[Data items]
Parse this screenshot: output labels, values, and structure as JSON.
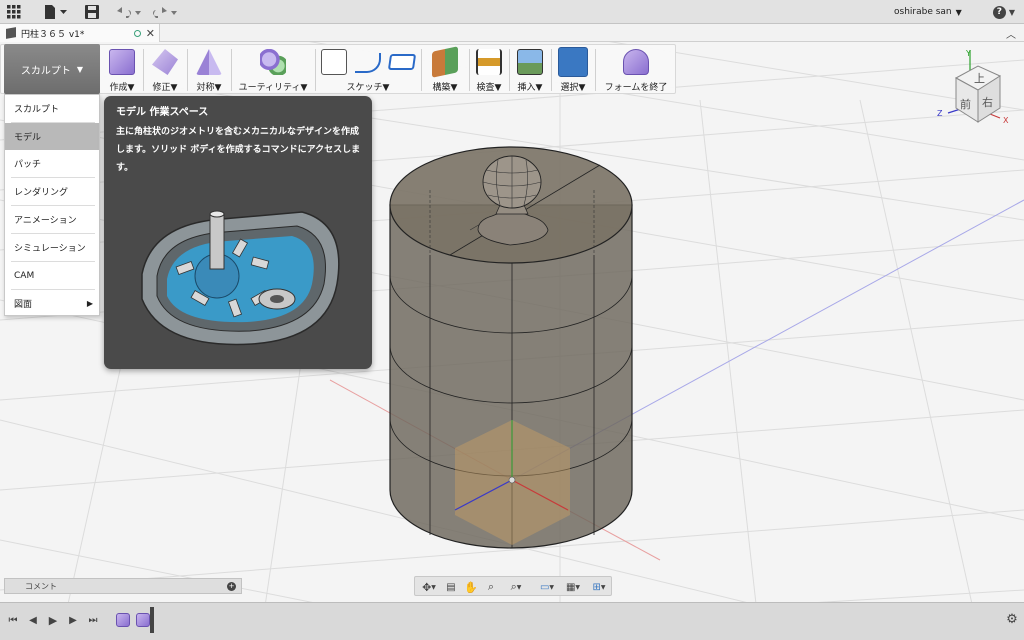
{
  "app": {
    "user": "oshirabe san",
    "help": "?"
  },
  "tab": {
    "title": "円柱３６５ v1*"
  },
  "workspace": {
    "label": "スカルプト",
    "menu": [
      "スカルプト",
      "モデル",
      "パッチ",
      "レンダリング",
      "アニメーション",
      "シミュレーション",
      "CAM",
      "図面"
    ],
    "selected_index": 1
  },
  "ribbon": {
    "groups": [
      "作成▼",
      "修正▼",
      "対称▼",
      "ユーティリティ▼",
      "スケッチ▼",
      "構築▼",
      "検査▼",
      "挿入▼",
      "選択▼",
      "フォームを終了"
    ]
  },
  "tooltip": {
    "title": "モデル 作業スペース",
    "body": "主に角柱状のジオメトリを含むメカニカルなデザインを作成します。ソリッド ボディを作成するコマンドにアクセスします。"
  },
  "viewcube": {
    "top": "上",
    "front": "前",
    "right": "右",
    "axis_x": "X",
    "axis_y": "Y",
    "axis_z": "Z"
  },
  "comments": {
    "label": "コメント"
  },
  "colors": {
    "ribbon_bg": "#f8f8f8",
    "ws_button": "#7a7a7a",
    "tooltip_bg": "#4a4a4a",
    "body_fill": "#6a6256",
    "selection_accent": "#3a78c2"
  }
}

EXERCISE GOAL:
Restate the whole listing above exactly, please, omitting every image.

FULL ANSWER:
Parse this screenshot: output labels, values, and structure as JSON.
{
  "app": {
    "user": "oshirabe san",
    "help": "?"
  },
  "tab": {
    "title": "円柱３６５ v1*"
  },
  "workspace": {
    "label": "スカルプト",
    "menu": [
      "スカルプト",
      "モデル",
      "パッチ",
      "レンダリング",
      "アニメーション",
      "シミュレーション",
      "CAM",
      "図面"
    ],
    "selected_index": 1
  },
  "ribbon": {
    "groups": [
      "作成▼",
      "修正▼",
      "対称▼",
      "ユーティリティ▼",
      "スケッチ▼",
      "構築▼",
      "検査▼",
      "挿入▼",
      "選択▼",
      "フォームを終了"
    ]
  },
  "tooltip": {
    "title": "モデル 作業スペース",
    "body": "主に角柱状のジオメトリを含むメカニカルなデザインを作成します。ソリッド ボディを作成するコマンドにアクセスします。"
  },
  "viewcube": {
    "top": "上",
    "front": "前",
    "right": "右",
    "axis_x": "X",
    "axis_y": "Y",
    "axis_z": "Z"
  },
  "comments": {
    "label": "コメント"
  },
  "colors": {
    "ribbon_bg": "#f8f8f8",
    "ws_button": "#7a7a7a",
    "tooltip_bg": "#4a4a4a",
    "body_fill": "#6a6256",
    "selection_accent": "#3a78c2"
  }
}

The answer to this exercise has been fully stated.